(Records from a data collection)
----

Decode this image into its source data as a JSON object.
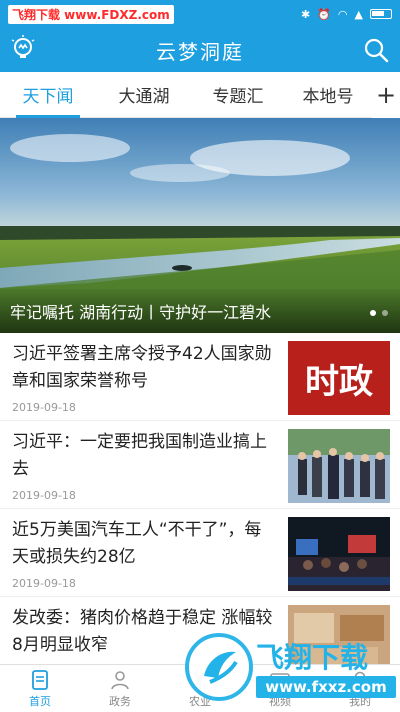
{
  "status_bar": {
    "watermark": "飞翔下载 www.FDXZ.com"
  },
  "app_bar": {
    "title": "云梦洞庭"
  },
  "tabs": [
    {
      "label": "天下闻",
      "active": true
    },
    {
      "label": "大通湖",
      "active": false
    },
    {
      "label": "专题汇",
      "active": false
    },
    {
      "label": "本地号",
      "active": false
    }
  ],
  "tab_add": "+",
  "banner": {
    "caption": "牢记嘱托 湖南行动丨守护好一江碧水"
  },
  "news": [
    {
      "title": "习近平签署主席令授予42人国家勋章和国家荣誉称号",
      "date": "2019-09-18",
      "thumb_text": "时政"
    },
    {
      "title": "习近平：一定要把我国制造业搞上去",
      "date": "2019-09-18"
    },
    {
      "title": "近5万美国汽车工人“不干了”，每天或损失约28亿",
      "date": "2019-09-18"
    },
    {
      "title": "发改委：猪肉价格趋于稳定 涨幅较8月明显收窄",
      "date": ""
    }
  ],
  "bottom_nav": [
    {
      "label": "首页",
      "icon": "home-icon",
      "active": true
    },
    {
      "label": "政务",
      "icon": "government-icon",
      "active": false
    },
    {
      "label": "农业",
      "icon": "agriculture-icon",
      "active": false
    },
    {
      "label": "视频",
      "icon": "video-icon",
      "active": false
    },
    {
      "label": "我的",
      "icon": "profile-icon",
      "active": false
    }
  ],
  "watermark": {
    "brand": "飞翔下载",
    "url": "www.fxxz.com"
  },
  "colors": {
    "primary": "#1e9fe0",
    "text": "#222222",
    "date": "#999999"
  }
}
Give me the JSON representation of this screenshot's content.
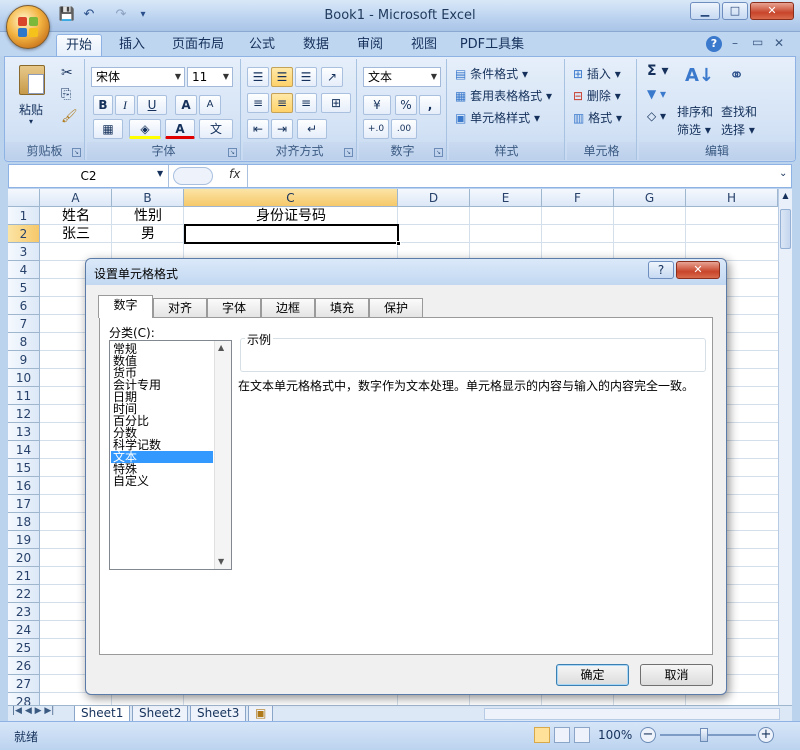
{
  "app": {
    "title": "Book1 - Microsoft Excel",
    "window_buttons": {
      "minimize": "▁",
      "maximize": "□",
      "close": "✕"
    },
    "mdi_buttons": {
      "help": "?",
      "minimize": "–",
      "restore": "▭",
      "close": "✕"
    }
  },
  "quick_access": {
    "save": "💾",
    "undo": "↶",
    "redo": "↷",
    "customize": "▾"
  },
  "ribbon_tabs": [
    "开始",
    "插入",
    "页面布局",
    "公式",
    "数据",
    "审阅",
    "视图",
    "PDF工具集"
  ],
  "ribbon": {
    "clipboard": {
      "label": "剪贴板",
      "paste": "粘贴"
    },
    "font": {
      "label": "字体",
      "name": "宋体",
      "size": "11",
      "bold": "B",
      "italic": "I",
      "underline": "U",
      "grow": "A",
      "shrink": "A",
      "wen": "文"
    },
    "alignment": {
      "label": "对齐方式"
    },
    "number": {
      "label": "数字",
      "format": "文本",
      "percent": "%",
      "comma": ","
    },
    "styles": {
      "label": "样式",
      "conditional": "条件格式",
      "table": "套用表格格式",
      "cell": "单元格样式"
    },
    "cells": {
      "label": "单元格",
      "insert": "插入",
      "delete": "删除",
      "format": "格式"
    },
    "editing": {
      "label": "编辑",
      "sum": "Σ",
      "sort": "排序和",
      "sort2": "筛选",
      "find": "查找和",
      "find2": "选择"
    }
  },
  "formula_bar": {
    "name_box": "C2",
    "fx": "fx"
  },
  "grid": {
    "columns": [
      "A",
      "B",
      "C",
      "D",
      "E",
      "F",
      "G",
      "H"
    ],
    "rows": [
      "1",
      "2",
      "3",
      "4",
      "5",
      "6",
      "7",
      "8",
      "9",
      "10",
      "11",
      "12",
      "13",
      "14",
      "15",
      "16",
      "17",
      "18",
      "19",
      "20",
      "21",
      "22",
      "23",
      "24",
      "25",
      "26",
      "27",
      "28"
    ],
    "cells": {
      "A1": "姓名",
      "B1": "性别",
      "C1": "身份证号码",
      "A2": "张三",
      "B2": "男"
    }
  },
  "sheets": [
    "Sheet1",
    "Sheet2",
    "Sheet3"
  ],
  "status": {
    "ready": "就绪",
    "zoom": "100%",
    "minus": "−",
    "plus": "+"
  },
  "dialog": {
    "title": "设置单元格格式",
    "help": "?",
    "close": "✕",
    "tabs": [
      "数字",
      "对齐",
      "字体",
      "边框",
      "填充",
      "保护"
    ],
    "category_label": "分类(C):",
    "categories": [
      "常规",
      "数值",
      "货币",
      "会计专用",
      "日期",
      "时间",
      "百分比",
      "分数",
      "科学记数",
      "文本",
      "特殊",
      "自定义"
    ],
    "selected_category": "文本",
    "sample_label": "示例",
    "description": "在文本单元格格式中，数字作为文本处理。单元格显示的内容与输入的内容完全一致。",
    "ok": "确定",
    "cancel": "取消"
  }
}
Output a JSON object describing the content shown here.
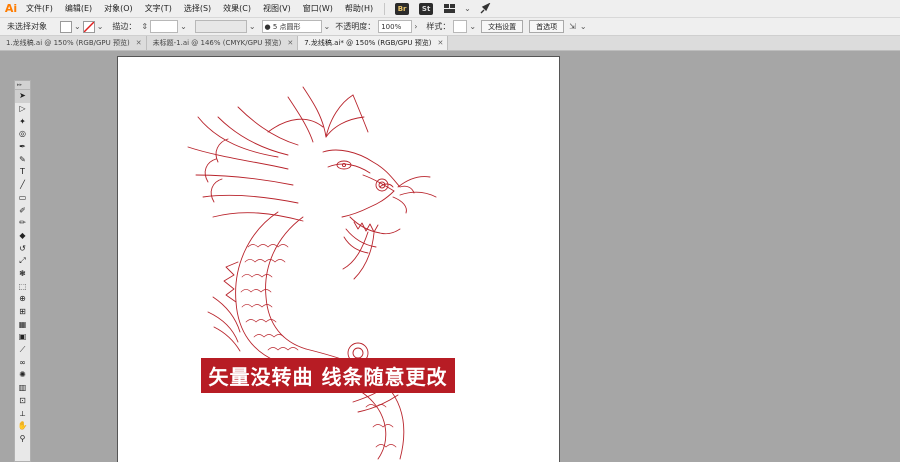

----

Required task: An exact transcription of all the entries is required, without the pictures.

The completed task:
Decode this image into its source data as a JSON object.
{
  "status_bar": {
    "watermark": "飞翔下载 www.FDXZ.com"
  },
  "app_bar": {
    "title": "云梦洞庭"
  },
  "tabs": [
    {
      "label": "天下闻",
      "active": true
    },
    {
      "label": "大通湖",
      "active": false
    },
    {
      "label": "专题汇",
      "active": false
    },
    {
      "label": "本地号",
      "active": false
    }
  ],
  "tab_add": "+",
  "banner": {
    "caption": "牢记嘱托 湖南行动丨守护好一江碧水"
  },
  "news": [
    {
      "title": "习近平签署主席令授予42人国家勋章和国家荣誉称号",
      "date": "2019-09-18",
      "thumb_text": "时政"
    },
    {
      "title": "习近平：一定要把我国制造业搞上去",
      "date": "2019-09-18"
    },
    {
      "title": "近5万美国汽车工人“不干了”，每天或损失约28亿",
      "date": "2019-09-18"
    },
    {
      "title": "发改委：猪肉价格趋于稳定 涨幅较8月明显收窄",
      "date": ""
    }
  ],
  "bottom_nav": [
    {
      "label": "首页",
      "icon": "home-icon",
      "active": true
    },
    {
      "label": "政务",
      "icon": "government-icon",
      "active": false
    },
    {
      "label": "农业",
      "icon": "agriculture-icon",
      "active": false
    },
    {
      "label": "视频",
      "icon": "video-icon",
      "active": false
    },
    {
      "label": "我的",
      "icon": "profile-icon",
      "active": false
    }
  ],
  "watermark": {
    "brand": "飞翔下载",
    "url": "www.fxxz.com"
  },
  "colors": {
    "primary": "#1e9fe0",
    "text": "#222222",
    "date": "#999999"
  }
}
Give me the JSON representation of this screenshot's content.
{
  "app": {
    "title": "Book1 - Microsoft Excel",
    "window_buttons": {
      "minimize": "▁",
      "maximize": "□",
      "close": "✕"
    },
    "mdi_buttons": {
      "help": "?",
      "minimize": "–",
      "restore": "▭",
      "close": "✕"
    }
  },
  "quick_access": {
    "save": "💾",
    "undo": "↶",
    "redo": "↷",
    "customize": "▾"
  },
  "ribbon_tabs": [
    "开始",
    "插入",
    "页面布局",
    "公式",
    "数据",
    "审阅",
    "视图",
    "PDF工具集"
  ],
  "ribbon": {
    "clipboard": {
      "label": "剪贴板",
      "paste": "粘贴"
    },
    "font": {
      "label": "字体",
      "name": "宋体",
      "size": "11",
      "bold": "B",
      "italic": "I",
      "underline": "U",
      "grow": "A",
      "shrink": "A",
      "wen": "文"
    },
    "alignment": {
      "label": "对齐方式"
    },
    "number": {
      "label": "数字",
      "format": "文本",
      "percent": "%",
      "comma": ","
    },
    "styles": {
      "label": "样式",
      "conditional": "条件格式",
      "table": "套用表格格式",
      "cell": "单元格样式"
    },
    "cells": {
      "label": "单元格",
      "insert": "插入",
      "delete": "删除",
      "format": "格式"
    },
    "editing": {
      "label": "编辑",
      "sum": "Σ",
      "sort": "排序和",
      "sort2": "筛选",
      "find": "查找和",
      "find2": "选择"
    }
  },
  "formula_bar": {
    "name_box": "C2",
    "fx": "fx"
  },
  "grid": {
    "columns": [
      "A",
      "B",
      "C",
      "D",
      "E",
      "F",
      "G",
      "H"
    ],
    "rows": [
      "1",
      "2",
      "3",
      "4",
      "5",
      "6",
      "7",
      "8",
      "9",
      "10",
      "11",
      "12",
      "13",
      "14",
      "15",
      "16",
      "17",
      "18",
      "19",
      "20",
      "21",
      "22",
      "23",
      "24",
      "25",
      "26",
      "27",
      "28"
    ],
    "cells": {
      "A1": "姓名",
      "B1": "性别",
      "C1": "身份证号码",
      "A2": "张三",
      "B2": "男"
    }
  },
  "sheets": [
    "Sheet1",
    "Sheet2",
    "Sheet3"
  ],
  "status": {
    "ready": "就绪",
    "zoom": "100%",
    "minus": "−",
    "plus": "+"
  },
  "dialog": {
    "title": "设置单元格格式",
    "help": "?",
    "close": "✕",
    "tabs": [
      "数字",
      "对齐",
      "字体",
      "边框",
      "填充",
      "保护"
    ],
    "category_label": "分类(C):",
    "categories": [
      "常规",
      "数值",
      "货币",
      "会计专用",
      "日期",
      "时间",
      "百分比",
      "分数",
      "科学记数",
      "文本",
      "特殊",
      "自定义"
    ],
    "selected_category": "文本",
    "sample_label": "示例",
    "description": "在文本单元格格式中，数字作为文本处理。单元格显示的内容与输入的内容完全一致。",
    "ok": "确定",
    "cancel": "取消"
  }
}
Output a JSON object describing the content shown here.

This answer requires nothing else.